■ **Set task**:
Please put the rows below, from the very first line through the line that contains "pause-button[interactable]: ❚❚ xyxy=(1500,38,1518,52)", into a JSON list of strings with one string per line, both ends included and blank lines left out.

▬▬▬

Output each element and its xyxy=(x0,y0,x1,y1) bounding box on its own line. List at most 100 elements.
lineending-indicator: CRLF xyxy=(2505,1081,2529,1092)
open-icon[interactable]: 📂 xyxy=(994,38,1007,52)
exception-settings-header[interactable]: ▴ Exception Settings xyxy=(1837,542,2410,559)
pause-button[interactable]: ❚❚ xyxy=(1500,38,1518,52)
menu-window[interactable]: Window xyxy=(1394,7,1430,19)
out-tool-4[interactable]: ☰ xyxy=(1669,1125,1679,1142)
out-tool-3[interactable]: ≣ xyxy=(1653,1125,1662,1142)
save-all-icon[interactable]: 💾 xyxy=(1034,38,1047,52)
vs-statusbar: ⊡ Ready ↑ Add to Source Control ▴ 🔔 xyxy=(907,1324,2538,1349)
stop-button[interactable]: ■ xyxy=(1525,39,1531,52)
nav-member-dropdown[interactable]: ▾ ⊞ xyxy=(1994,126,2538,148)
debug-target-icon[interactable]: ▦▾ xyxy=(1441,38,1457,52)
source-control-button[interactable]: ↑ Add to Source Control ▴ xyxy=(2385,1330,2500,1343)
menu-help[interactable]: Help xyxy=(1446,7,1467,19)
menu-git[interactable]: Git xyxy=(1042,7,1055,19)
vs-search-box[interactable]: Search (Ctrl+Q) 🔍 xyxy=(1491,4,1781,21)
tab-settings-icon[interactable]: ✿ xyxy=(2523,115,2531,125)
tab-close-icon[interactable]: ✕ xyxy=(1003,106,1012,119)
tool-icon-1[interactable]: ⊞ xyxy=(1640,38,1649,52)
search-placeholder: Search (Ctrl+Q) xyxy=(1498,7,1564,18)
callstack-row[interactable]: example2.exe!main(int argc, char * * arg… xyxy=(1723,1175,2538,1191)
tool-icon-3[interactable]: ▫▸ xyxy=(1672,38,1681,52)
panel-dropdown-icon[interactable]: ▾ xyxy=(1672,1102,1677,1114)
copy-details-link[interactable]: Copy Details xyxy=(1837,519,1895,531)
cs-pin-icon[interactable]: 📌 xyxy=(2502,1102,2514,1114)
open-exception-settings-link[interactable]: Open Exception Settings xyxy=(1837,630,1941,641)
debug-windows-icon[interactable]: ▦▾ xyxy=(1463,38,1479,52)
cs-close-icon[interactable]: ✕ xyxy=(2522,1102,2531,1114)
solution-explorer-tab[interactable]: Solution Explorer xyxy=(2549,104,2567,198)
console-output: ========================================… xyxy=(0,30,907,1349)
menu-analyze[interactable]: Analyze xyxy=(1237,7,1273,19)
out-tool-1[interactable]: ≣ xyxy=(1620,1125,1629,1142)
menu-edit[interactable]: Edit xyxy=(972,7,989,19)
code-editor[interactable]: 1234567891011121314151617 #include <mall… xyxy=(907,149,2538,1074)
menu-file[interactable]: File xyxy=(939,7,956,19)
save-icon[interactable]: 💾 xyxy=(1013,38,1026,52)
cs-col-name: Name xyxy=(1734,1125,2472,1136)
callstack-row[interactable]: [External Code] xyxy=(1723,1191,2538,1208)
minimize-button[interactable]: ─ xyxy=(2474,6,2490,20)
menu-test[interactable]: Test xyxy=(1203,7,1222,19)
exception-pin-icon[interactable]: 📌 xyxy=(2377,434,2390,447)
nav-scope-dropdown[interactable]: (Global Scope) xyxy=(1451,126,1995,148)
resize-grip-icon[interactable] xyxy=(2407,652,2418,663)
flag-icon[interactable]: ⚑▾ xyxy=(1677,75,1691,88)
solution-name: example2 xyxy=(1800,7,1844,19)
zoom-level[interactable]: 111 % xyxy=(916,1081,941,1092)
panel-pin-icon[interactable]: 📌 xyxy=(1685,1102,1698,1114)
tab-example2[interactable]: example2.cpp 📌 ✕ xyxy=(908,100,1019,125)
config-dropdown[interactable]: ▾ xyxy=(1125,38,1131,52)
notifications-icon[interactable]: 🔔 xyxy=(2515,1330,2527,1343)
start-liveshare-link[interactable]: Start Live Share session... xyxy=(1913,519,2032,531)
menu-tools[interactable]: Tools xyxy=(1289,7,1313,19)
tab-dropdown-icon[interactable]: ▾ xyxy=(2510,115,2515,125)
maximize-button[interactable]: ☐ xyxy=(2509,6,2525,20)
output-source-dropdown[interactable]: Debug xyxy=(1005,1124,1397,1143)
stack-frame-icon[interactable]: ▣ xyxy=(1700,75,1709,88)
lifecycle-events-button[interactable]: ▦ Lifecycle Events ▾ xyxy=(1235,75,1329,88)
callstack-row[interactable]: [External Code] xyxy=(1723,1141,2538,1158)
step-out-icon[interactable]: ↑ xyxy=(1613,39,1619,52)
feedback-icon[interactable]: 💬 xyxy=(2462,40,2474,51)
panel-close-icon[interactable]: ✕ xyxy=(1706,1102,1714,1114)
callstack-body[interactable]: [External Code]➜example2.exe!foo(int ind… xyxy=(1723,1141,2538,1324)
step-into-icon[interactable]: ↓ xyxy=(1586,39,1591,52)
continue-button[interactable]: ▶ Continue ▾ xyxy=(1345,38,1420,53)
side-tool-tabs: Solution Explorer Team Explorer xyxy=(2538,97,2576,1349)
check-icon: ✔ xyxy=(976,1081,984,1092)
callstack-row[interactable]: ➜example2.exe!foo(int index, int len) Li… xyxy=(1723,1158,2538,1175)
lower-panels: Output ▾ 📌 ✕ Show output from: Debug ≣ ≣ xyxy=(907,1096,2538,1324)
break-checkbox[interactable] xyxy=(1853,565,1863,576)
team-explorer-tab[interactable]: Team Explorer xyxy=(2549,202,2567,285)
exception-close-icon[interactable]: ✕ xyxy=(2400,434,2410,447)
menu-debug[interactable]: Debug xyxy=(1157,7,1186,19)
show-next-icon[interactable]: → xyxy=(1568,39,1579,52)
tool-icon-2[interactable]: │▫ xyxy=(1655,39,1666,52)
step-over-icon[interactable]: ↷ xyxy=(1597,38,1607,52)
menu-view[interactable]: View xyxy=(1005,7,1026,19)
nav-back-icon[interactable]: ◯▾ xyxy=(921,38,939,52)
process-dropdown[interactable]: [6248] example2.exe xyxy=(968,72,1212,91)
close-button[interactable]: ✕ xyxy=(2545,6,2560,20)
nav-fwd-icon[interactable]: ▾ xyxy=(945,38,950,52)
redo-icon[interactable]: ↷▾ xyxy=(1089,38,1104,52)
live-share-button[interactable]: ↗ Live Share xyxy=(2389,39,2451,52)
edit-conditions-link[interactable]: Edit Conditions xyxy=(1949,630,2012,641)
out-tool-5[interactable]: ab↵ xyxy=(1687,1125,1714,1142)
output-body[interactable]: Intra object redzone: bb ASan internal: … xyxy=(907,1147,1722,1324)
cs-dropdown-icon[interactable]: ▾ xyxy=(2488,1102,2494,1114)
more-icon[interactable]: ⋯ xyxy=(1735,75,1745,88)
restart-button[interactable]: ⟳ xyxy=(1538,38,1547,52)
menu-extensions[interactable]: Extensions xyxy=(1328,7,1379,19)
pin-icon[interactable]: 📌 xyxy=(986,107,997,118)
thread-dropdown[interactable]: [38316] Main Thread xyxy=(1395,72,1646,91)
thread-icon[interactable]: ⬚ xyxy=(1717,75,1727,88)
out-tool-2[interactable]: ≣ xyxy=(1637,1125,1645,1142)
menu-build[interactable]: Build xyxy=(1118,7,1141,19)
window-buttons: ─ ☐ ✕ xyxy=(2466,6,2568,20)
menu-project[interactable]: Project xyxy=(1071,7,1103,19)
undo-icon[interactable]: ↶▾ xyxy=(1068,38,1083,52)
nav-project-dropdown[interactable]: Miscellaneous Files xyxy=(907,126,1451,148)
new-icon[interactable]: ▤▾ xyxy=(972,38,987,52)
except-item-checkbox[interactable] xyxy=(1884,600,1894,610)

▬▬▬

■ **Expected output**:
[
  "Output each element and its xyxy=(x0,y0,x1,y1) bounding box on its own line. List at most 100 elements.",
  "lineending-indicator: CRLF xyxy=(2505,1081,2529,1092)",
  "open-icon[interactable]: 📂 xyxy=(994,38,1007,52)",
  "exception-settings-header[interactable]: ▴ Exception Settings xyxy=(1837,542,2410,559)",
  "pause-button[interactable]: ❚❚ xyxy=(1500,38,1518,52)"
]